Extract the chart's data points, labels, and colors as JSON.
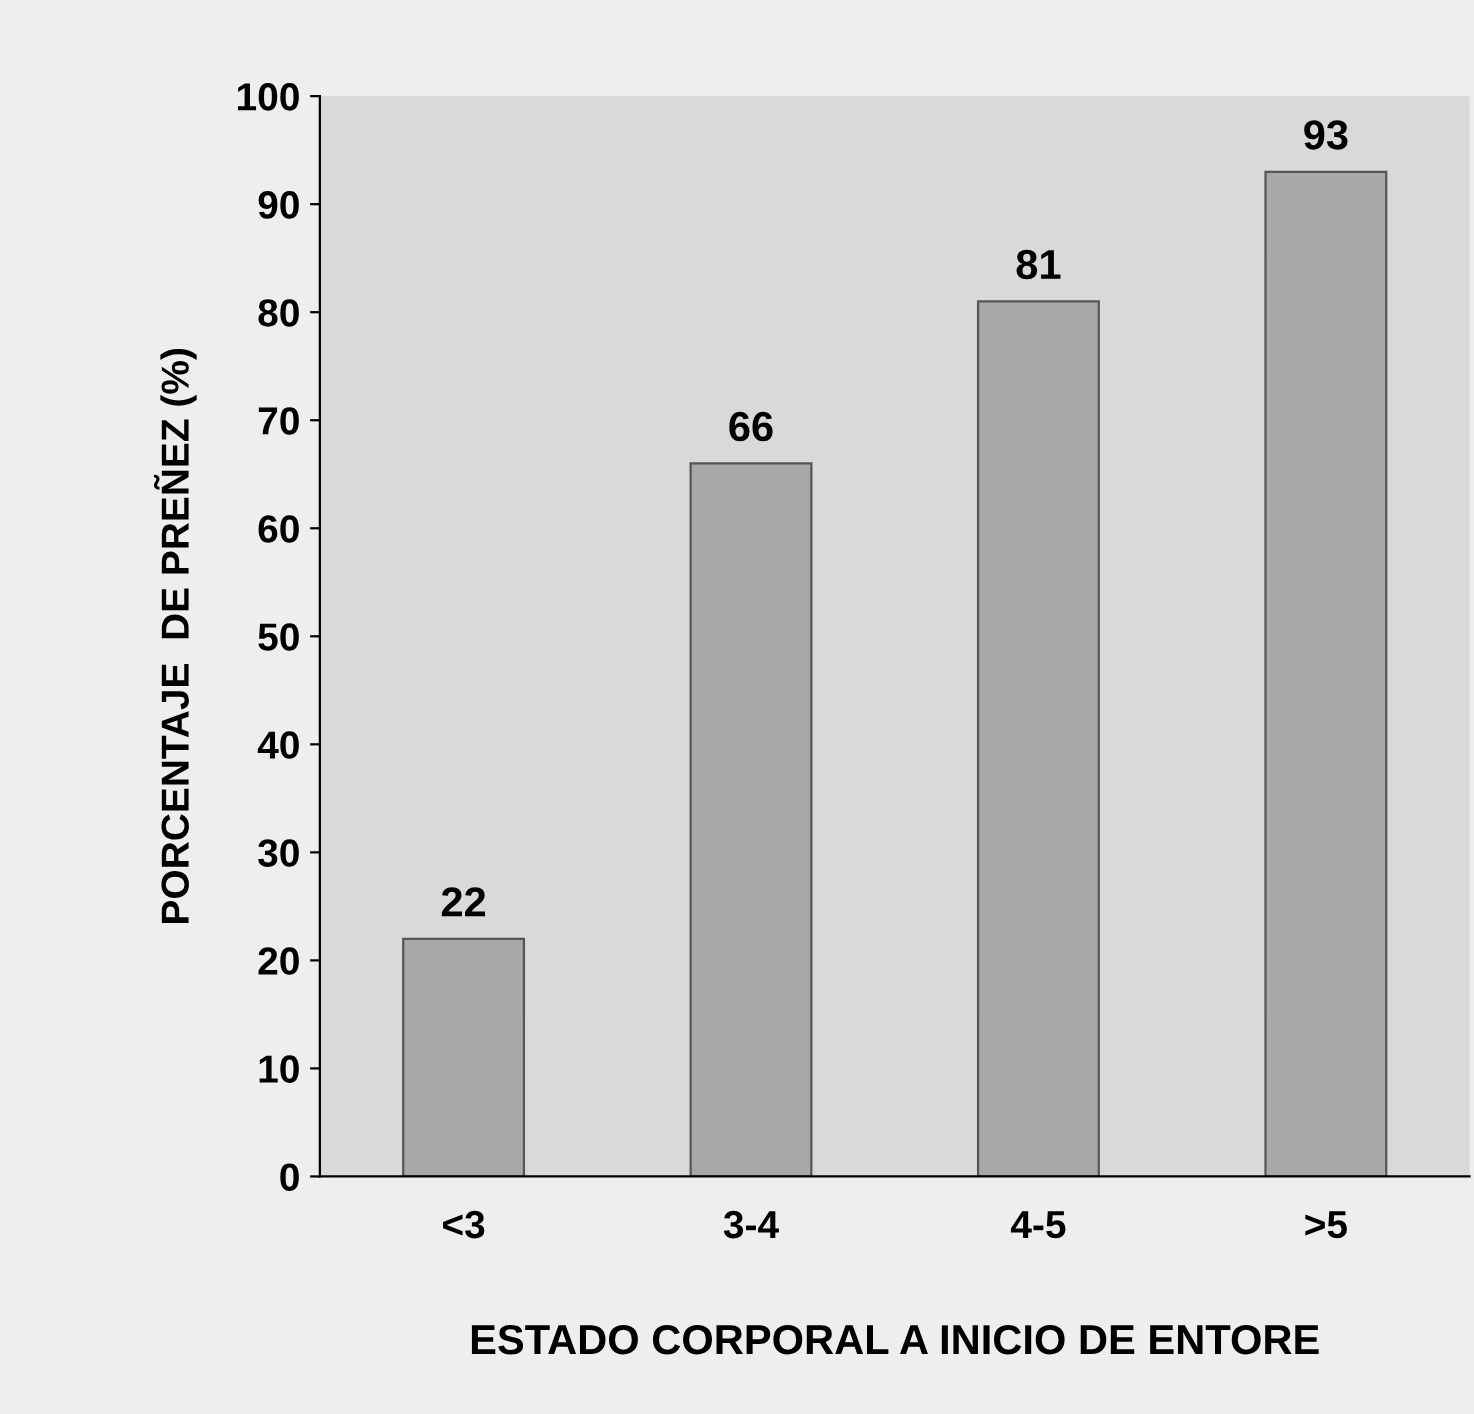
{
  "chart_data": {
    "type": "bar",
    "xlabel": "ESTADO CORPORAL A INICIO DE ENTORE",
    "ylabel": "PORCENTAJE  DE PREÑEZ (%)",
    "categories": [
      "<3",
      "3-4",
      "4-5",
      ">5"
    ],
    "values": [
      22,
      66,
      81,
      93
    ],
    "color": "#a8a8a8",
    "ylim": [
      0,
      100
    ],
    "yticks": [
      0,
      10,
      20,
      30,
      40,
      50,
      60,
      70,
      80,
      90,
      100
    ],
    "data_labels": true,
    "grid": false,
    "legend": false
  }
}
··········
### Aim
Output, exactly, all the records above; include no pictures.

### Solution
Extract the chart's data points, labels, and colors as JSON.
{
  "chart_data": {
    "type": "bar",
    "xlabel": "ESTADO CORPORAL A INICIO DE ENTORE",
    "ylabel": "PORCENTAJE  DE PREÑEZ (%)",
    "categories": [
      "<3",
      "3-4",
      "4-5",
      ">5"
    ],
    "values": [
      22,
      66,
      81,
      93
    ],
    "color": "#a8a8a8",
    "ylim": [
      0,
      100
    ],
    "yticks": [
      0,
      10,
      20,
      30,
      40,
      50,
      60,
      70,
      80,
      90,
      100
    ],
    "data_labels": true,
    "grid": false,
    "legend": false
  }
}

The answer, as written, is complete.